● **REQUIRED TASK**:
Restate the records below word for word.

(Data listing)
>> Start

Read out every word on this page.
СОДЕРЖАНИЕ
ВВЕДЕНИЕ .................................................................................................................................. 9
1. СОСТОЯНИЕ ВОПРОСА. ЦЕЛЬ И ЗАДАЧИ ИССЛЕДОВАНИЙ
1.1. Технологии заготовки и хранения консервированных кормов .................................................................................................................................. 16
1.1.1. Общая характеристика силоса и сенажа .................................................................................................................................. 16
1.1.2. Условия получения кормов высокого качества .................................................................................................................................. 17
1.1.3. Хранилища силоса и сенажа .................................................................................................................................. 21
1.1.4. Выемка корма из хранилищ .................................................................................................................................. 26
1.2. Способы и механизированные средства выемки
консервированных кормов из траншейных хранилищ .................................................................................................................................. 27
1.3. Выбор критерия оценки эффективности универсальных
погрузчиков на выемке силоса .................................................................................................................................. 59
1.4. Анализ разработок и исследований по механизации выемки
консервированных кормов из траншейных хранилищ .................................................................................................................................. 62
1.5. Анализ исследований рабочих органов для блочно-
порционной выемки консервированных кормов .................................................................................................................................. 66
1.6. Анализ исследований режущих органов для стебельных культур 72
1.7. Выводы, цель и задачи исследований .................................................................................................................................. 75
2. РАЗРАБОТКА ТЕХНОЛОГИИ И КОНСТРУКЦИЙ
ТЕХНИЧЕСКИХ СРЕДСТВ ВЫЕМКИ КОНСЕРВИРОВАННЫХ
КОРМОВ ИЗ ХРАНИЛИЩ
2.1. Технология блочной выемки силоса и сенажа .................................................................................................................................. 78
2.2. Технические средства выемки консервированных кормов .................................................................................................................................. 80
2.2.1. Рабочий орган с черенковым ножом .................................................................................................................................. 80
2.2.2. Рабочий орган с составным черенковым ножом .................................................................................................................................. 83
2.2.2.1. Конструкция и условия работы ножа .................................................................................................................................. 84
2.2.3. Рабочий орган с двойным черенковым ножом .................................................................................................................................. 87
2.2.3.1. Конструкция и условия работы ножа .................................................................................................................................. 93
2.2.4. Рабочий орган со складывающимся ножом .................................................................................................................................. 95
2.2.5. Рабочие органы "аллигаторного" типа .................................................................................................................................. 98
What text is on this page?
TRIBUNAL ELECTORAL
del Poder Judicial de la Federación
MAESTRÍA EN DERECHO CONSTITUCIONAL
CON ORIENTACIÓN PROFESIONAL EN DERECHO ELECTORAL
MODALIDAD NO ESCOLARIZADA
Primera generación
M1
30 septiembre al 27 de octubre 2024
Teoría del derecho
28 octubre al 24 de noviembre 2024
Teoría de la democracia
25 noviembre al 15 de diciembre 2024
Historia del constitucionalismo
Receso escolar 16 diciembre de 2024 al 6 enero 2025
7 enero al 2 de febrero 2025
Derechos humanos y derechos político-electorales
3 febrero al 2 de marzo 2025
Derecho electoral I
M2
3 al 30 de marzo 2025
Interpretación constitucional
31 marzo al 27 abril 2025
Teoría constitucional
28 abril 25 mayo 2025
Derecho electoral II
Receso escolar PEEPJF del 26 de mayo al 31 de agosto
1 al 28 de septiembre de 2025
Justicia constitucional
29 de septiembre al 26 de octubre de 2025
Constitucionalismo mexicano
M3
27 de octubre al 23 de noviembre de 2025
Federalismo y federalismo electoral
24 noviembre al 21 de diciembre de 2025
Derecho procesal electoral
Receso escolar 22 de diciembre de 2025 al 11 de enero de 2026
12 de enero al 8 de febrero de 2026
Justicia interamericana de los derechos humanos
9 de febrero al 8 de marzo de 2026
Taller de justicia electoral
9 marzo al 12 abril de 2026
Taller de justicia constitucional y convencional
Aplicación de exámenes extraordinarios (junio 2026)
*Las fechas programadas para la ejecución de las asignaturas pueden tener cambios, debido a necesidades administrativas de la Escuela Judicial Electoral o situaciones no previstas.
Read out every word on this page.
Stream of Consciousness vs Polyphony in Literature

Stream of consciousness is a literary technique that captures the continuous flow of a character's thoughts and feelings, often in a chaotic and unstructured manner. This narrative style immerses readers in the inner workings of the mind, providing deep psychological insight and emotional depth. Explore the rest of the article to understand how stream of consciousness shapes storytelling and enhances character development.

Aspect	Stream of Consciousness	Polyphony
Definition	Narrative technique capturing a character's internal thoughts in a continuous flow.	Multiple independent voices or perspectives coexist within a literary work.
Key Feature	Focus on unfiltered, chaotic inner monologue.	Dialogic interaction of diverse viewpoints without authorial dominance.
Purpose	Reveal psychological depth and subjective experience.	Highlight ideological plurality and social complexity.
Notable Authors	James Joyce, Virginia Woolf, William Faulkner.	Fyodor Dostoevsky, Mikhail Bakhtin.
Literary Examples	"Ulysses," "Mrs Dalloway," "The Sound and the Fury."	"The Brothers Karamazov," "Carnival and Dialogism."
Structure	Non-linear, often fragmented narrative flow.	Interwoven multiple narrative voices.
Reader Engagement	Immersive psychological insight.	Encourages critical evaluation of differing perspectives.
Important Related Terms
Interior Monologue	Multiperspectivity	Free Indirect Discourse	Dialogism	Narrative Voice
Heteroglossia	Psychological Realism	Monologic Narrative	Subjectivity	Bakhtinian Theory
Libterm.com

>> End

● **COMPLETE ANSWER**:
Read out every word on this page.
СОДЕРЖАНИЕ
ВВЕДЕНИЕ .................................................................................................................................. 9
1. СОСТОЯНИЕ ВОПРОСА. ЦЕЛЬ И ЗАДАЧИ ИССЛЕДОВАНИЙ
1.1. Технологии заготовки и хранения консервированных кормов .................................................................................................................................. 16
1.1.1. Общая характеристика силоса и сенажа .................................................................................................................................. 16
1.1.2. Условия получения кормов высокого качества .................................................................................................................................. 17
1.1.3. Хранилища силоса и сенажа .................................................................................................................................. 21
1.1.4. Выемка корма из хранилищ .................................................................................................................................. 26
1.2. Способы и механизированные средства выемки
консервированных кормов из траншейных хранилищ .................................................................................................................................. 27
1.3. Выбор критерия оценки эффективности универсальных
погрузчиков на выемке силоса .................................................................................................................................. 59
1.4. Анализ разработок и исследований по механизации выемки
консервированных кормов из траншейных хранилищ .................................................................................................................................. 62
1.5. Анализ исследований рабочих органов для блочно-
порционной выемки консервированных кормов .................................................................................................................................. 66
1.6. Анализ исследований режущих органов для стебельных культур 72
1.7. Выводы, цель и задачи исследований .................................................................................................................................. 75
2. РАЗРАБОТКА ТЕХНОЛОГИИ И КОНСТРУКЦИЙ
ТЕХНИЧЕСКИХ СРЕДСТВ ВЫЕМКИ КОНСЕРВИРОВАННЫХ
КОРМОВ ИЗ ХРАНИЛИЩ
2.1. Технология блочной выемки силоса и сенажа .................................................................................................................................. 78
2.2. Технические средства выемки консервированных кормов .................................................................................................................................. 80
2.2.1. Рабочий орган с черенковым ножом .................................................................................................................................. 80
2.2.2. Рабочий орган с составным черенковым ножом .................................................................................................................................. 83
2.2.2.1. Конструкция и условия работы ножа .................................................................................................................................. 84
2.2.3. Рабочий орган с двойным черенковым ножом .................................................................................................................................. 87
2.2.3.1. Конструкция и условия работы ножа .................................................................................................................................. 93
2.2.4. Рабочий орган со складывающимся ножом .................................................................................................................................. 95
2.2.5. Рабочие органы "аллигаторного" типа .................................................................................................................................. 98
What text is on this page?
TRIBUNAL ELECTORAL
del Poder Judicial de la Federación
MAESTRÍA EN DERECHO CONSTITUCIONAL
CON ORIENTACIÓN PROFESIONAL EN DERECHO ELECTORAL
MODALIDAD NO ESCOLARIZADA
Primera generación
M1
30 septiembre al 27 de octubre 2024
Teoría del derecho
28 octubre al 24 de noviembre 2024
Teoría de la democracia
25 noviembre al 15 de diciembre 2024
Historia del constitucionalismo
Receso escolar 16 diciembre de 2024 al 6 enero 2025
7 enero al 2 de febrero 2025
Derechos humanos y derechos político-electorales
3 febrero al 2 de marzo 2025
Derecho electoral I
M2
3 al 30 de marzo 2025
Interpretación constitucional
31 marzo al 27 abril 2025
Teoría constitucional
28 abril 25 mayo 2025
Derecho electoral II
Receso escolar PEEPJF del 26 de mayo al 31 de agosto
1 al 28 de septiembre de 2025
Justicia constitucional
29 de septiembre al 26 de octubre de 2025
Constitucionalismo mexicano
M3
27 de octubre al 23 de noviembre de 2025
Federalismo y federalismo electoral
24 noviembre al 21 de diciembre de 2025
Derecho procesal electoral
Receso escolar 22 de diciembre de 2025 al 11 de enero de 2026
12 de enero al 8 de febrero de 2026
Justicia interamericana de los derechos humanos
9 de febrero al 8 de marzo de 2026
Taller de justicia electoral
9 marzo al 12 abril de 2026
Taller de justicia constitucional y convencional
Aplicación de exámenes extraordinarios (junio 2026)
*Las fechas programadas para la ejecución de las asignaturas pueden tener cambios, debido a necesidades administrativas de la Escuela Judicial Electoral o situaciones no previstas.
Read out every word on this page.
Stream of Consciousness vs Polyphony in Literature

Stream of consciousness is a literary technique that captures the continuous flow of a character's thoughts and feelings, often in a chaotic and unstructured manner. This narrative style immerses readers in the inner workings of the mind, providing deep psychological insight and emotional depth. Explore the rest of the article to understand how stream of consciousness shapes storytelling and enhances character development.

Aspect	Stream of Consciousness	Polyphony
Definition	Narrative technique capturing a character's internal thoughts in a continuous flow.	Multiple independent voices or perspectives coexist within a literary work.
Key Feature	Focus on unfiltered, chaotic inner monologue.	Dialogic interaction of diverse viewpoints without authorial dominance.
Purpose	Reveal psychological depth and subjective experience.	Highlight ideological plurality and social complexity.
Notable Authors	James Joyce, Virginia Woolf, William Faulkner.	Fyodor Dostoevsky, Mikhail Bakhtin.
Literary Examples	"Ulysses," "Mrs Dalloway," "The Sound and the Fury."	"The Brothers Karamazov," "Carnival and Dialogism."
Structure	Non-linear, often fragmented narrative flow.	Interwoven multiple narrative voices.
Reader Engagement	Immersive psychological insight.	Encourages critical evaluation of differing perspectives.
Important Related Terms
Interior Monologue	Multiperspectivity	Free Indirect Discourse	Dialogism	Narrative Voice
Heteroglossia	Psychological Realism	Monologic Narrative	Subjectivity	Bakhtinian Theory
Libterm.com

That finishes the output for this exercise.